(Data excerpts)

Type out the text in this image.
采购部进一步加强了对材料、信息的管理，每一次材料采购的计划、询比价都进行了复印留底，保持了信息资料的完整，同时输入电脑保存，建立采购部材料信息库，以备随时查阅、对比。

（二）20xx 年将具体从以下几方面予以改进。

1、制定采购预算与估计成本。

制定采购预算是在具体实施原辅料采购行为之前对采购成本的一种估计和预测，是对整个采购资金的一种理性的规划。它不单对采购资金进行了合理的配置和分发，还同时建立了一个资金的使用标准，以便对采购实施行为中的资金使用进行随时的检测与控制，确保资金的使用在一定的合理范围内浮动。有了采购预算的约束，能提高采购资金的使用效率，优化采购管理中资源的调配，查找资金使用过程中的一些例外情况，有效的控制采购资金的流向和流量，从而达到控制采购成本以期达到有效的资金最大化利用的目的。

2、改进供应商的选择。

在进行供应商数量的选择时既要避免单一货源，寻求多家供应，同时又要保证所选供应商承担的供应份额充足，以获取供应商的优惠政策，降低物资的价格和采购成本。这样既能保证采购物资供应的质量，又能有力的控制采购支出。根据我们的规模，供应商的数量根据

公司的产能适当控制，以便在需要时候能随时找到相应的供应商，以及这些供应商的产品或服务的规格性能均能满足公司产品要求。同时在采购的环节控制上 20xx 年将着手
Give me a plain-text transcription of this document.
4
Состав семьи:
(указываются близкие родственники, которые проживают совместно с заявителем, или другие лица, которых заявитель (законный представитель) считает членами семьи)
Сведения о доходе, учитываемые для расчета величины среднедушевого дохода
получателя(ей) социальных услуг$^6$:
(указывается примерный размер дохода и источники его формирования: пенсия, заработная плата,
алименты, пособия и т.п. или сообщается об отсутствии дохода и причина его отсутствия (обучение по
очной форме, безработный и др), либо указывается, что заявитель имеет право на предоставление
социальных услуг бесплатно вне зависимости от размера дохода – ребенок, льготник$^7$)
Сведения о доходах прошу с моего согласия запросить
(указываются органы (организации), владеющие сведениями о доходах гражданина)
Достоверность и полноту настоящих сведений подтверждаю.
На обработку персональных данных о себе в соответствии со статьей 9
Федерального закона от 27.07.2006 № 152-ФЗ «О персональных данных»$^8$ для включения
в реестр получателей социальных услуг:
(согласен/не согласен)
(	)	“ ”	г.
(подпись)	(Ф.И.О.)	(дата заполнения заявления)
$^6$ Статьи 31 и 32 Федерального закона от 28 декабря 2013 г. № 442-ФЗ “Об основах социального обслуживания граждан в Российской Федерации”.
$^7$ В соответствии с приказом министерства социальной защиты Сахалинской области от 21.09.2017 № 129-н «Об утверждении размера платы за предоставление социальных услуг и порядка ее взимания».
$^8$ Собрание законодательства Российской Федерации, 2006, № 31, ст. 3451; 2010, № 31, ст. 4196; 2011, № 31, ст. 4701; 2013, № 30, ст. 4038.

STATED EXERCISE
Transcribe every line of the data, exactly as it stands.

EXPECTED OUTPUT
Type out the text in this image.
采购部进一步加强了对材料、信息的管理，每一次材料采购的计划、询比价都进行了复印留底，保持了信息资料的完整，同时输入电脑保存，建立采购部材料信息库，以备随时查阅、对比。

（二）20xx 年将具体从以下几方面予以改进。

1、制定采购预算与估计成本。

制定采购预算是在具体实施原辅料采购行为之前对采购成本的一种估计和预测，是对整个采购资金的一种理性的规划。它不单对采购资金进行了合理的配置和分发，还同时建立了一个资金的使用标准，以便对采购实施行为中的资金使用进行随时的检测与控制，确保资金的使用在一定的合理范围内浮动。有了采购预算的约束，能提高采购资金的使用效率，优化采购管理中资源的调配，查找资金使用过程中的一些例外情况，有效的控制采购资金的流向和流量，从而达到控制采购成本以期达到有效的资金最大化利用的目的。

2、改进供应商的选择。

在进行供应商数量的选择时既要避免单一货源，寻求多家供应，同时又要保证所选供应商承担的供应份额充足，以获取供应商的优惠政策，降低物资的价格和采购成本。这样既能保证采购物资供应的质量，又能有力的控制采购支出。根据我们的规模，供应商的数量根据

公司的产能适当控制，以便在需要时候能随时找到相应的供应商，以及这些供应商的产品或服务的规格性能均能满足公司产品要求。同时在采购的环节控制上 20xx 年将着手
Give me a plain-text transcription of this document.
4
Состав семьи:
(указываются близкие родственники, которые проживают совместно с заявителем, или другие лица, которых заявитель (законный представитель) считает членами семьи)
Сведения о доходе, учитываемые для расчета величины среднедушевого дохода
получателя(ей) социальных услуг$^6$:
(указывается примерный размер дохода и источники его формирования: пенсия, заработная плата,
алименты, пособия и т.п. или сообщается об отсутствии дохода и причина его отсутствия (обучение по
очной форме, безработный и др), либо указывается, что заявитель имеет право на предоставление
социальных услуг бесплатно вне зависимости от размера дохода – ребенок, льготник$^7$)
Сведения о доходах прошу с моего согласия запросить
(указываются органы (организации), владеющие сведениями о доходах гражданина)
Достоверность и полноту настоящих сведений подтверждаю.
На обработку персональных данных о себе в соответствии со статьей 9
Федерального закона от 27.07.2006 № 152-ФЗ «О персональных данных»$^8$ для включения
в реестр получателей социальных услуг:
(согласен/не согласен)
(	)	“ ”	г.
(подпись)	(Ф.И.О.)	(дата заполнения заявления)
$^6$ Статьи 31 и 32 Федерального закона от 28 декабря 2013 г. № 442-ФЗ “Об основах социального обслуживания граждан в Российской Федерации”.
$^7$ В соответствии с приказом министерства социальной защиты Сахалинской области от 21.09.2017 № 129-н «Об утверждении размера платы за предоставление социальных услуг и порядка ее взимания».
$^8$ Собрание законодательства Российской Федерации, 2006, № 31, ст. 3451; 2010, № 31, ст. 4196; 2011, № 31, ст. 4701; 2013, № 30, ст. 4038.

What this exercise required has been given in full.